## WORK REQUEST 1:
From the passage about the climbing guide Morris below, list the climbing techniques Morris will teach over the next two days.
## WORK REQUEST 2:
Extend the passage about the climbing guide Morris, starting right after its final sentence.

## PROVIDED TEXT:
Over the last month, Morris has sailed through his audit climbs and quickly been dropped into the teaching-and-guiding rotation. Today he's taking me and two clients who have enrolled in Rock School for a session on a crag near Hidden Falls. Dressed in Patagonia river shorts, a pair of well-beaten Nike Air Exum approach shoes, and a blue ball cap, he looks the part and converses with his new clients about their climbing experience, hometowns, and professions. But once class begins, he's all business—even when client Mike Cloyd, a 33-year-old accountant from upstate New York, tries to get him to open up.

"So what's the biggest mountain you've climbed?" Cloyd inquires.

"Well, I guess that'd be Everest," Morris replies. "Now show me how to tie that bowline knot again, my friend."


"Many of our clients are exhausted and at the limits of their abilities," a guide reminds his peers. "This means they are trying to kill each other, kill themselves, and kill you."

For the next two days, Morris will patiently walk us through a range of rudimentary climbing techniques—rope handling, knots, rappels, and top-roping. The aim is to teach clients these new skills and then apply them on the Grand in the "caterpillar" system, a method unique to Exum, in which clients belay one another in turn as the team works its way up the mountain.

## DATASET ENTRIES:
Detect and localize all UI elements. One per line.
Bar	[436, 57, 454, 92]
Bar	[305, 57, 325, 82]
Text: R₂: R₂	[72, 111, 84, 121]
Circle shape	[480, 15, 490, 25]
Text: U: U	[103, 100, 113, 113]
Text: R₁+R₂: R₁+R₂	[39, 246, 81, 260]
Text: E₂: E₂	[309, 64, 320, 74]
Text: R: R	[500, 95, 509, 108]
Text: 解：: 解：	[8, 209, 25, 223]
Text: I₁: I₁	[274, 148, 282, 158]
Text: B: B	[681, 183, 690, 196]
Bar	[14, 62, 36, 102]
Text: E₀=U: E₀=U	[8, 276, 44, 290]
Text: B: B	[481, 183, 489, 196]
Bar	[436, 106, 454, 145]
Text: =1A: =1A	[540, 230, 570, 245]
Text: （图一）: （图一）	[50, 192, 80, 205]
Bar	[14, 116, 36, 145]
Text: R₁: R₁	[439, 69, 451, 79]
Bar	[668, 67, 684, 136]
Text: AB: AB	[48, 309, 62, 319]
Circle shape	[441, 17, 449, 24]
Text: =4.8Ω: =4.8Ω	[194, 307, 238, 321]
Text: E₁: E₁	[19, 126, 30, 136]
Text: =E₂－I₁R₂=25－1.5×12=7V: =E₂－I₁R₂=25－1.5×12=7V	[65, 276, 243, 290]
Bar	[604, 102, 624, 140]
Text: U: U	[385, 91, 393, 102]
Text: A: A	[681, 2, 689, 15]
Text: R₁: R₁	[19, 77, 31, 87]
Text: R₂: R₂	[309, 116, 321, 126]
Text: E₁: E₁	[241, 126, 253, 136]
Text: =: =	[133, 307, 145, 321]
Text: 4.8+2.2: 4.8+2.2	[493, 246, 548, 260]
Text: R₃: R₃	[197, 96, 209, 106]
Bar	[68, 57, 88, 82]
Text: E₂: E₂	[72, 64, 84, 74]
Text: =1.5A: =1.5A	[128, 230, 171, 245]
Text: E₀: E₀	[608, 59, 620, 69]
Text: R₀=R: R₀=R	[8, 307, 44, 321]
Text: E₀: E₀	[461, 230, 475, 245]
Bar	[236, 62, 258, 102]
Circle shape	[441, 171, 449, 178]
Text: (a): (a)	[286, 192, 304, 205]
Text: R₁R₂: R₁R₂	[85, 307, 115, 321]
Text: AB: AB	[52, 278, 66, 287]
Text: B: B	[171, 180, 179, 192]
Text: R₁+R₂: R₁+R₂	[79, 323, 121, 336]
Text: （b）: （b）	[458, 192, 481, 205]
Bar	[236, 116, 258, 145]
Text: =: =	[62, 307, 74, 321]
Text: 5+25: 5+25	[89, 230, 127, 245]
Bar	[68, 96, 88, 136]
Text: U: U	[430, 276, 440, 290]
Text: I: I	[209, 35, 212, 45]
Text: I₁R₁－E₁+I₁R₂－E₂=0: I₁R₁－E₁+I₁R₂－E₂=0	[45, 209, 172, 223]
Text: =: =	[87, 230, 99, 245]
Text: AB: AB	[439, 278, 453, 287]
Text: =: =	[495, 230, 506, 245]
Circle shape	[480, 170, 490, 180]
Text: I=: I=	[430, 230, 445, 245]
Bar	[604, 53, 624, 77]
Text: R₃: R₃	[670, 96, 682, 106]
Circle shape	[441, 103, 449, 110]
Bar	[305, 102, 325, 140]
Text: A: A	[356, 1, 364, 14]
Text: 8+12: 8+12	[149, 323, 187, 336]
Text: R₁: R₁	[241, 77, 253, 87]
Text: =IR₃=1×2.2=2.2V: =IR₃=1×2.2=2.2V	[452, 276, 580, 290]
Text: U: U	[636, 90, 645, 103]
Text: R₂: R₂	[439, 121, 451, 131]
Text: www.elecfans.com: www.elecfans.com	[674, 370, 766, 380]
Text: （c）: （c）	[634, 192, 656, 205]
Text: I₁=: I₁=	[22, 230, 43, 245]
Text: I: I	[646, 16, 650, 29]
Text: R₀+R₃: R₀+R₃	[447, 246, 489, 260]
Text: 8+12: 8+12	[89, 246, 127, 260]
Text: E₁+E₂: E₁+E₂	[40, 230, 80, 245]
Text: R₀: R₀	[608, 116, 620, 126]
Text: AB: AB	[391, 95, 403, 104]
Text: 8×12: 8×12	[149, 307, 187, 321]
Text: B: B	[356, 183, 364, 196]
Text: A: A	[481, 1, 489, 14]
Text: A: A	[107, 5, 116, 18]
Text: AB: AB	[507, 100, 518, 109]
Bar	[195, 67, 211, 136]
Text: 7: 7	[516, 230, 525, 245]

## EXPECTED OUTPUT 1:
- Rope handling
- Knots
- Rappels
- Top-roping

## EXPECTED OUTPUT 2:
Later in the morning, I catch sight of Jack Turner, a senior Exum guide who put up pioneering routes in Colorado and Yosemite in the 1960s before becoming a philosophy professor at the University of Illinois. Turner, who is also an acclaimed author (The Abstract Wild; Teewinot: A Year in the Teton Range), is standing about 20 feet below us, winding up an elaborate lecture on the origins of belaying to a group of 16-year-olds.

exum mountain guides, grand teton, the tetons
"Stellar dude": Jack Turner outside his cabin at Guides' Hill (Kurt Markus)

"I'm told by education experts that you kids have an attention span of about five seconds," booms Turner, who wears a Hawaiian shirt and a straw hat and sports a close-cropped white beard. "Well, your attention span has to be more than five seconds here, because when you yell down and tell your partner it's OK to climb, I consider it a moral contract that you're going to do nothing but watch out for that person until she gets to this ledge and says, 'Off belay!' Because if you don't, if Johnny here decides to start picking his nose while his partner is climbing"—Turner energetically drills into his nose with his index finger—"then it's like Sally here is getting pushed out a window of an eight-story building, and she is going eight floors into the deck."

Turner pauses for emphasis.

"Does everyone here know what that means? It means that when Sally hits the ground, she will look like Alpo. Everybody here know what the inside of a can of dog food looks like?"

The kids laugh.

"It's not funny, right?" barks Turner. "Anybody here think that's funny?"

The kids clamp their mouths shut and shake their heads no.

"As I explained earlier, this is very different from European guiding, where you are basically just baggage that the guide is hauling up the mountain. Here, you have a responsibility, which is an American way of doing things . . ."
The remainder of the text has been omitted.